***** Task data

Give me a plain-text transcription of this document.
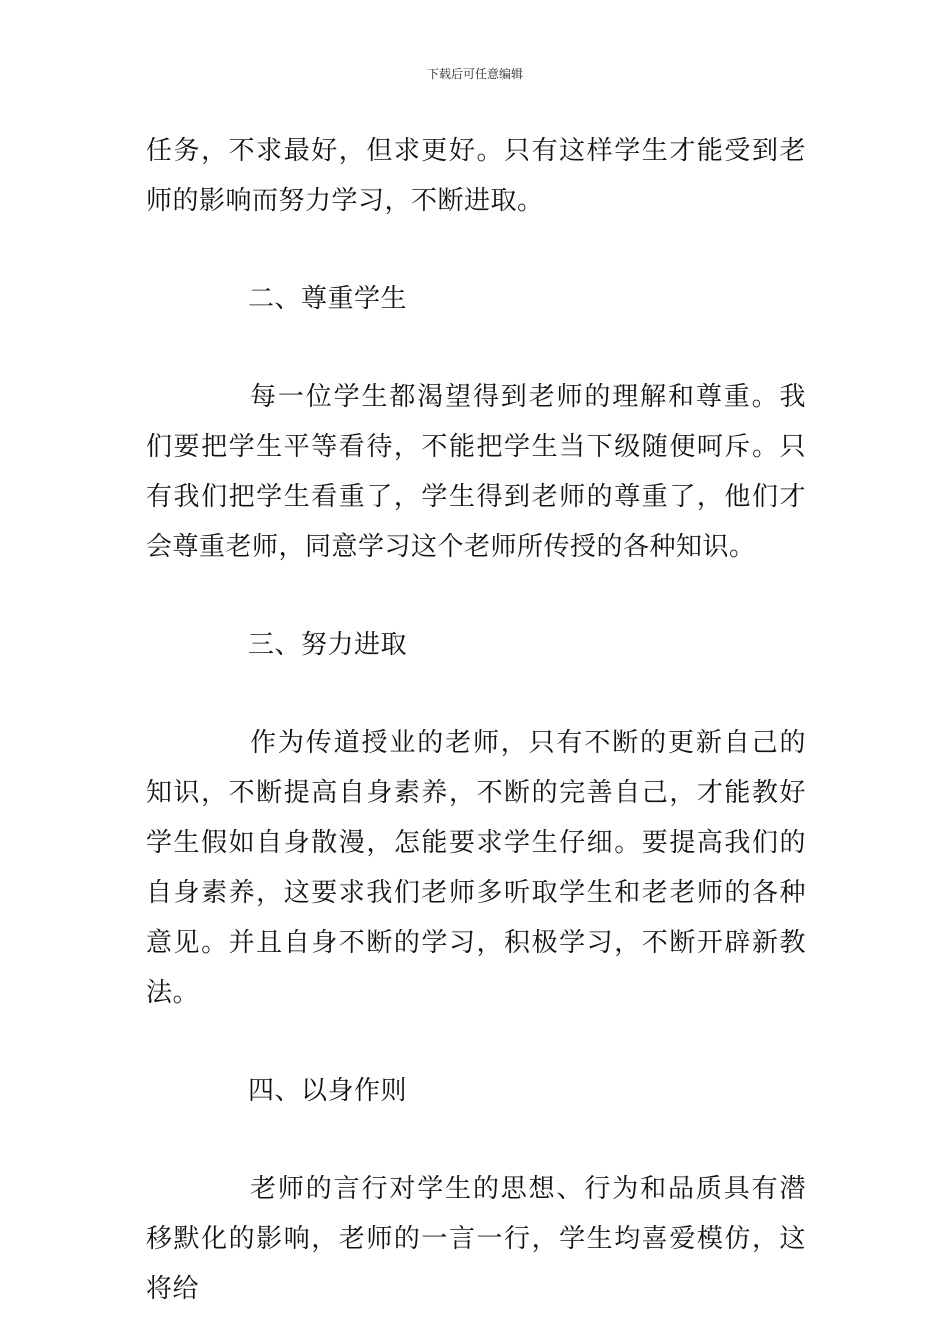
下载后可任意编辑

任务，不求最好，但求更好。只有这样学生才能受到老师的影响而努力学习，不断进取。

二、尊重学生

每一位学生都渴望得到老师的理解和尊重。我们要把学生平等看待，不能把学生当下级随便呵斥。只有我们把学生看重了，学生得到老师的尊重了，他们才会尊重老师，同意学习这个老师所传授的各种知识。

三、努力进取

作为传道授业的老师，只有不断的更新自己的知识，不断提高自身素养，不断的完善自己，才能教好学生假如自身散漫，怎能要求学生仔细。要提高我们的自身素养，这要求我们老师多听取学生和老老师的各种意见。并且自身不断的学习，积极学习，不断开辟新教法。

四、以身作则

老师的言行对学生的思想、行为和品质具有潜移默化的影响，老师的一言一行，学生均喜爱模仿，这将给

**********

Your copy should repeat each entry above exactly but contain no pictures.

Give me a plain-text transcription of this document.
下载后可任意编辑

任务，不求最好，但求更好。只有这样学生才能受到老师的影响而努力学习，不断进取。

二、尊重学生

每一位学生都渴望得到老师的理解和尊重。我们要把学生平等看待，不能把学生当下级随便呵斥。只有我们把学生看重了，学生得到老师的尊重了，他们才会尊重老师，同意学习这个老师所传授的各种知识。

三、努力进取

作为传道授业的老师，只有不断的更新自己的知识，不断提高自身素养，不断的完善自己，才能教好学生假如自身散漫，怎能要求学生仔细。要提高我们的自身素养，这要求我们老师多听取学生和老老师的各种意见。并且自身不断的学习，积极学习，不断开辟新教法。

四、以身作则

老师的言行对学生的思想、行为和品质具有潜移默化的影响，老师的一言一行，学生均喜爱模仿，这将给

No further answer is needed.